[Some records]
>> BEGIN

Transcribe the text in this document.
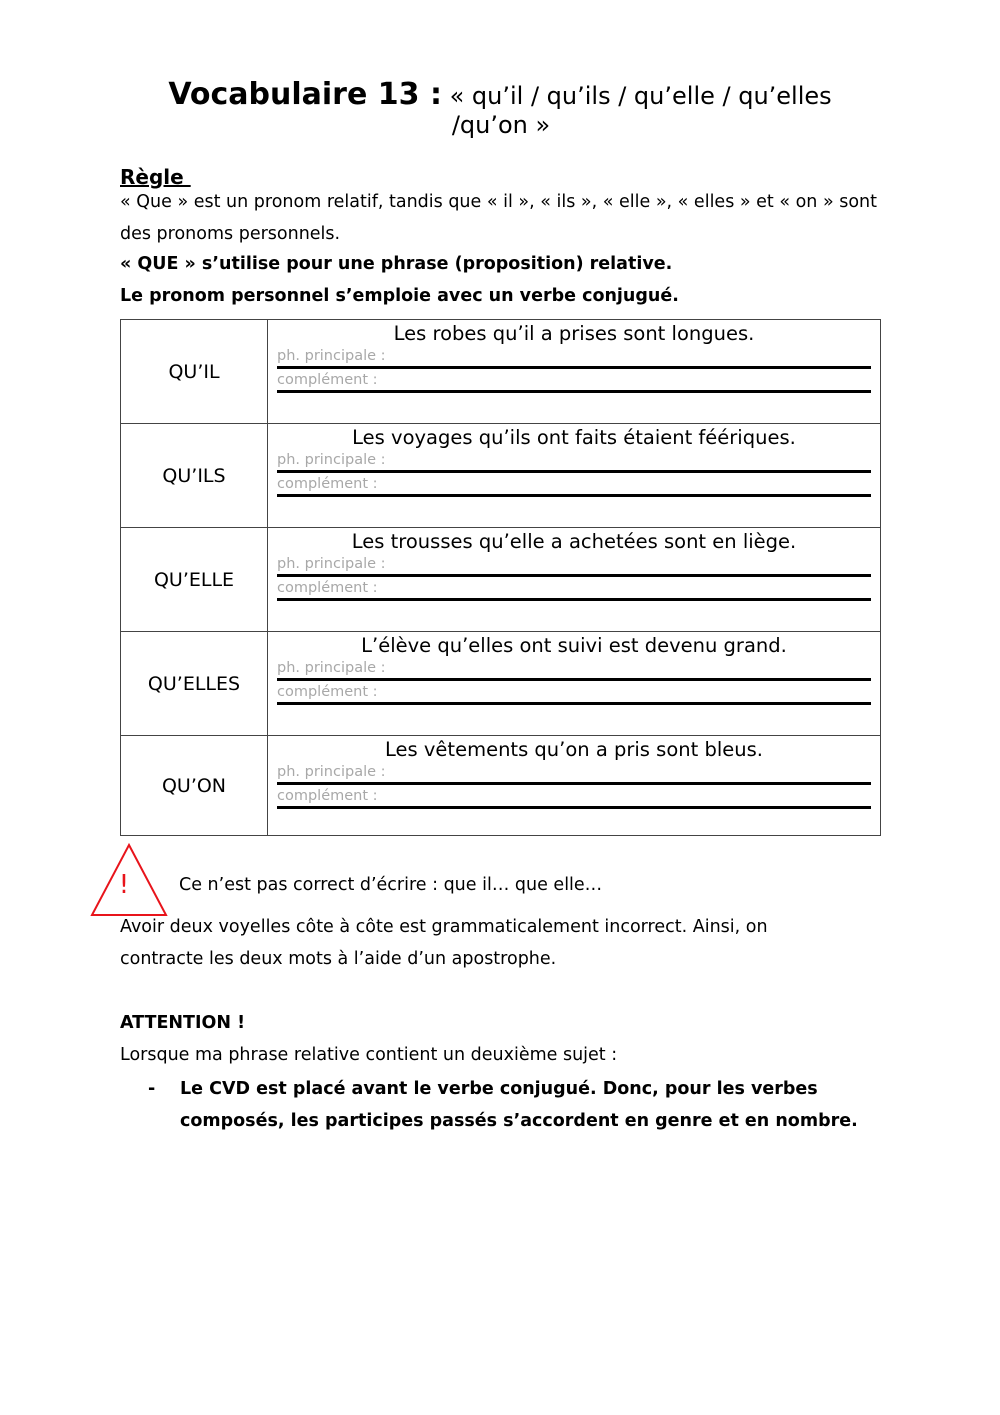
Vocabulaire 13 : « qu’il / qu’ils / qu’elle / qu’elles
/qu’on »
Règle
« Que » est un pronom relatif, tandis que « il », « ils », « elle », « elles » et « on » sont des pronoms personnels.
« QUE » s’utilise pour une phrase (proposition) relative.
Le pronom personnel s’emploie avec un verbe conjugué.
QU’IL	Les robes qu’il a prises sont longues.
ph. principale :
complément :

QU’ILS	Les voyages qu’ils ont faits étaient féériques.
ph. principale :
complément :

QU’ELLE	Les trousses qu’elle a achetées sont en liège.
ph. principale :
complément :

QU’ELLES	L’élève qu’elles ont suivi est devenu grand.
ph. principale :
complément :

QU’ON	Les vêtements qu’on a pris sont bleus.
ph. principale :
complément :
!	Ce n’est pas correct d’écrire : que il… que elle…
Avoir deux voyelles côte à côte est grammaticalement incorrect. Ainsi, on contracte les deux mots à l’aide d’un apostrophe.
ATTENTION !
Lorsque ma phrase relative contient un deuxième sujet :
- Le CVD est placé avant le verbe conjugué. Donc, pour les verbes composés, les participes passés s’accordent en genre et en nombre.
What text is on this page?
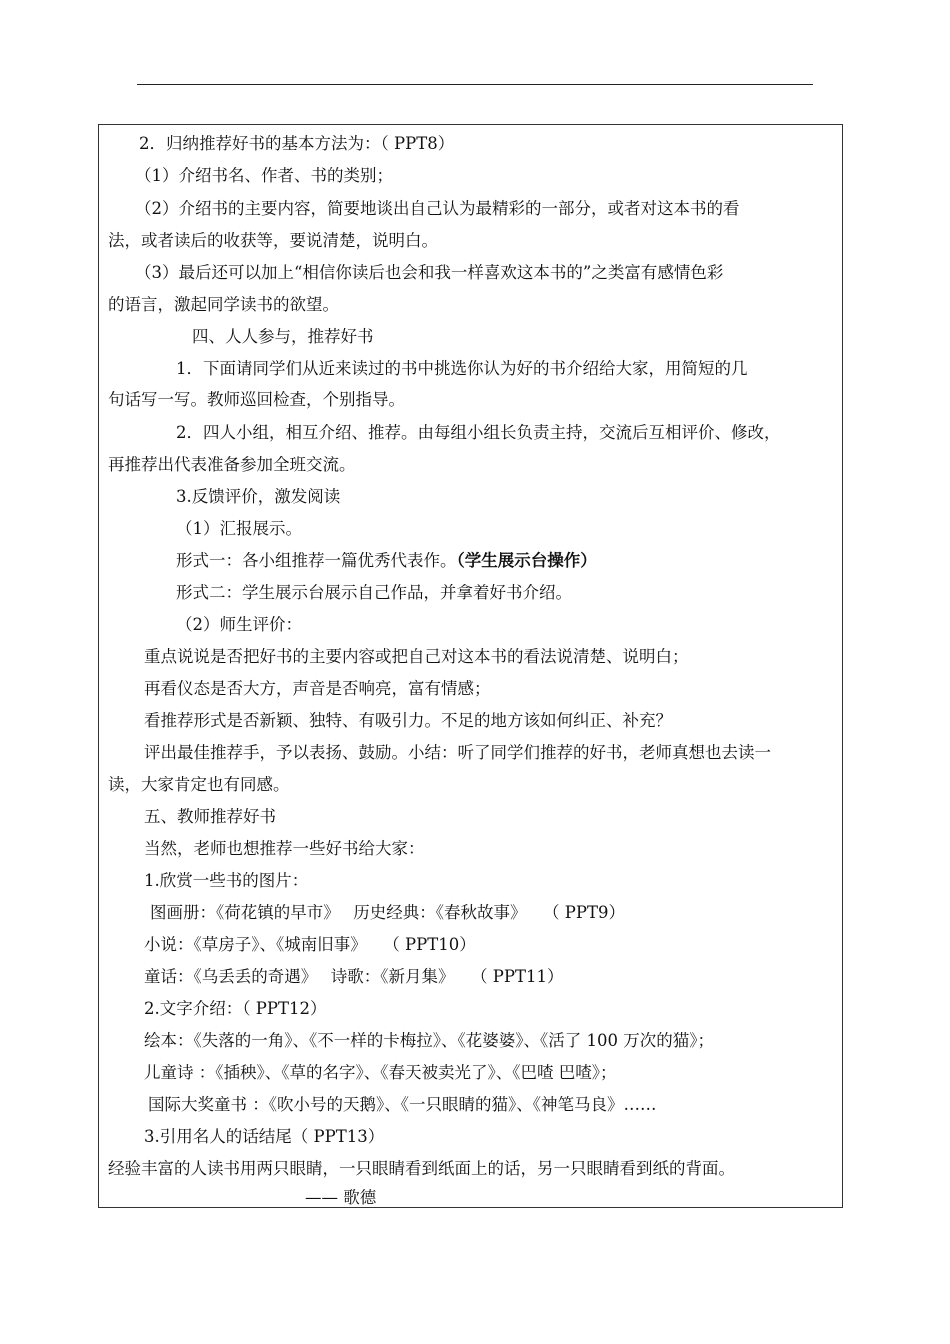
2．归纳推荐好书的基本方法为：（ PPT8）
（1）介绍书名、作者、书的类别；
（2）介绍书的主要内容，简要地谈出自己认为最精彩的一部分，或者对这本书的看
法，或者读后的收获等，要说清楚，说明白。
（3）最后还可以加上“相信你读后也会和我一样喜欢这本书的”之类富有感情色彩
的语言，激起同学读书的欲望。
四、人人参与，推荐好书
1．下面请同学们从近来读过的书中挑选你认为好的书介绍给大家，用简短的几
句话写一写。教师巡回检查，个别指导。
2．四人小组，相互介绍、推荐。由每组小组长负责主持，交流后互相评价、修改，
再推荐出代表准备参加全班交流。
3.反馈评价，激发阅读
（1）汇报展示。
形式一：各小组推荐一篇优秀代表作。（学生展示台操作）
形式二：学生展示台展示自己作品，并拿着好书介绍。
（2）师生评价：
重点说说是否把好书的主要内容或把自己对这本书的看法说清楚、说明白；
再看仪态是否大方，声音是否响亮，富有情感；
看推荐形式是否新颖、独特、有吸引力。不足的地方该如何纠正、补充？
评出最佳推荐手，予以表扬、鼓励。小结：听了同学们推荐的好书，老师真想也去读一
读，大家肯定也有同感。
五、教师推荐好书
当然，老师也想推荐一些好书给大家：
1.欣赏一些书的图片：
图画册：《荷花镇的早市》　 历史经典：《春秋故事》　　（ PPT9）
小说：《草房子》、《城南旧事》　　（ PPT10）
童话：《乌丢丢的奇遇》　 诗歌：《新月集》　　（ PPT11）
2.文字介绍：（ PPT12）
绘本：《失落的一角》、《不一样的卡梅拉》、《花婆婆》、《活了 100 万次的猫》；
儿童诗 ：《插秧》、《草的名字》、《春天被卖光了》、《巴喳 巴喳》；
国际大奖童书 ：《吹小号的天鹅》、《一只眼睛的猫》、《神笔马良》……
3.引用名人的话结尾（ PPT13）
经验丰富的人读书用两只眼睛，一只眼睛看到纸面上的话，另一只眼睛看到纸的背面。
—— 歌德
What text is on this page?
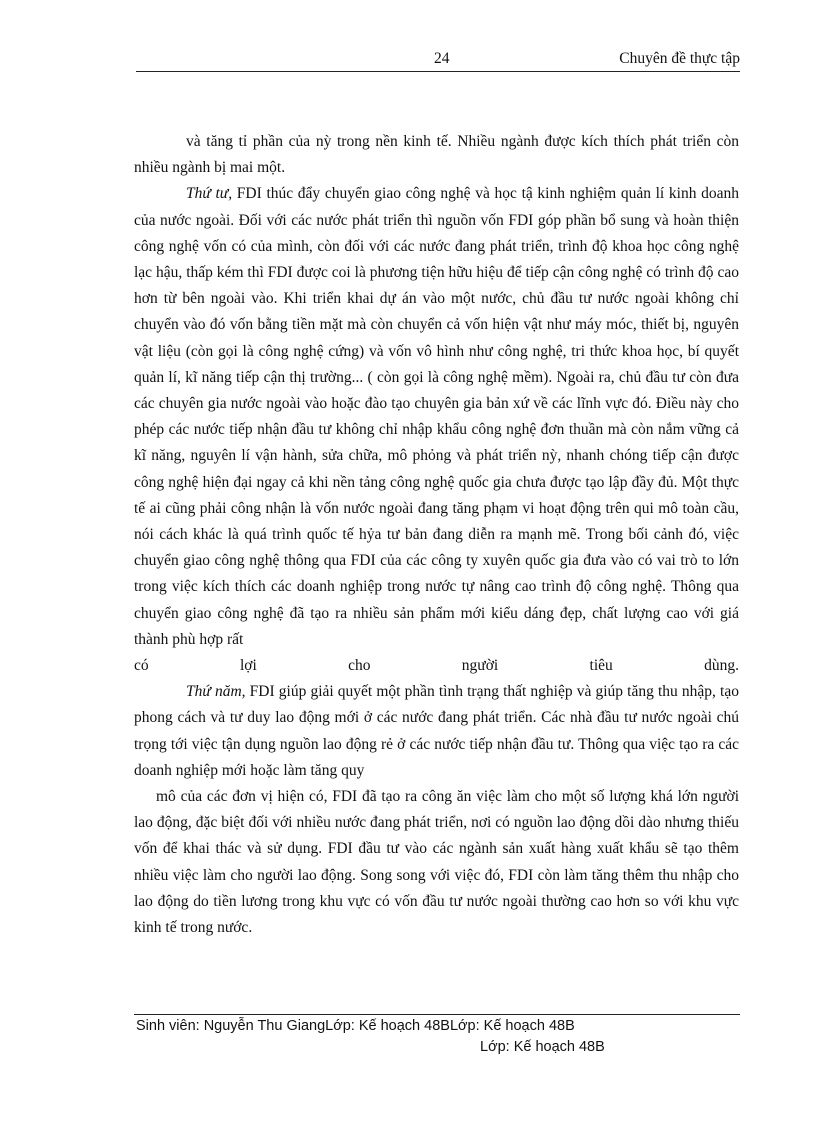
24	Chuyên đề thực tập

và tăng tỉ phần của nỳ trong nền kinh tế. Nhiều ngành được kích thích phát triển còn nhiều ngành bị mai một.

Thứ tư, FDI thúc đẩy chuyển giao công nghệ và học tậ kinh nghiệm quản lí kinh doanh của nước ngoài. Đối với các nước phát triển thì nguồn vốn FDI góp phần bổ sung và hoàn thiện công nghệ vốn có của mình, còn đối với các nước đang phát triển, trình độ khoa học công nghệ lạc hậu, thấp kém thì FDI được coi là phương tiện hữu hiệu để tiếp cận công nghệ có trình độ cao hơn từ bên ngoài vào. Khi triển khai dự án vào một nước, chủ đầu tư nước ngoài không chỉ chuyển vào đó vốn bằng tiền mặt mà còn chuyển cả vốn hiện vật như máy móc, thiết bị, nguyên vật liệu (còn gọi là công nghệ cứng) và vốn vô hình như công nghệ, tri thức khoa học, bí quyết quản lí, kĩ năng tiếp cận thị trường... ( còn gọi là công nghệ mềm). Ngoài ra, chủ đầu tư còn đưa các chuyên gia nước ngoài vào hoặc đào tạo chuyên gia bản xứ về các lĩnh vực đó. Điều này cho phép các nước tiếp nhận đầu tư không chỉ nhập khẩu công nghệ đơn thuần mà còn nắm vững cả kĩ năng, nguyên lí vận hành, sửa chữa, mô phỏng và phát triển nỳ, nhanh chóng tiếp cận được công nghệ hiện đại ngay cả khi nền tảng công nghệ quốc gia chưa được tạo lập đầy đủ. Một thực tế ai cũng phải công nhận là vốn nước ngoài đang tăng phạm vi hoạt động trên qui mô toàn cầu, nói cách khác là quá trình quốc tế hỷa tư bản đang diễn ra mạnh mẽ. Trong bối cảnh đó, việc chuyển giao công nghệ thông qua FDI của các công ty xuyên quốc gia đưa vào có vai trò to lớn trong việc kích thích các doanh nghiệp trong nước tự nâng cao trình độ công nghệ. Thông qua chuyển giao công nghệ đã tạo ra nhiều sản phẩm mới kiểu dáng đẹp, chất lượng cao với giá thành phù hợp rất

có lợi cho người tiêu dùng.

Thứ năm, FDI giúp giải quyết một phần tình trạng thất nghiệp và giúp tăng thu nhập, tạo phong cách và tư duy lao động mới ở các nước đang phát triển. Các nhà đầu tư nước ngoài chú trọng tới việc tận dụng nguồn lao động rẻ ở các nước tiếp nhận đầu tư. Thông qua việc tạo ra các doanh nghiệp mới hoặc làm tăng quy

mô của các đơn vị hiện có, FDI đã tạo ra công ăn việc làm cho một số lượng khá lớn người lao động, đặc biệt đối với nhiều nước đang phát triển, nơi có nguồn lao động dồi dào nhưng thiếu vốn để khai thác và sử dụng. FDI đầu tư vào các ngành sản xuất hàng xuất khẩu sẽ tạo thêm nhiều việc làm cho người lao động. Song song với việc đó, FDI còn làm tăng thêm thu nhập cho lao động do tiền lương trong khu vực có vốn đầu tư nước ngoài thường cao hơn so với khu vực kinh tế trong nước.

Sinh viên: Nguyễn Thu GiangLớp: Kế hoạch 48BLớp: Kế hoạch 48B
Lớp: Kế hoạch 48B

>> END

GIVEN PROBLEM:
Give the count of lines in the data shown above that contain "pour", and nothing else.

OUTPUT OF THE TASK:
2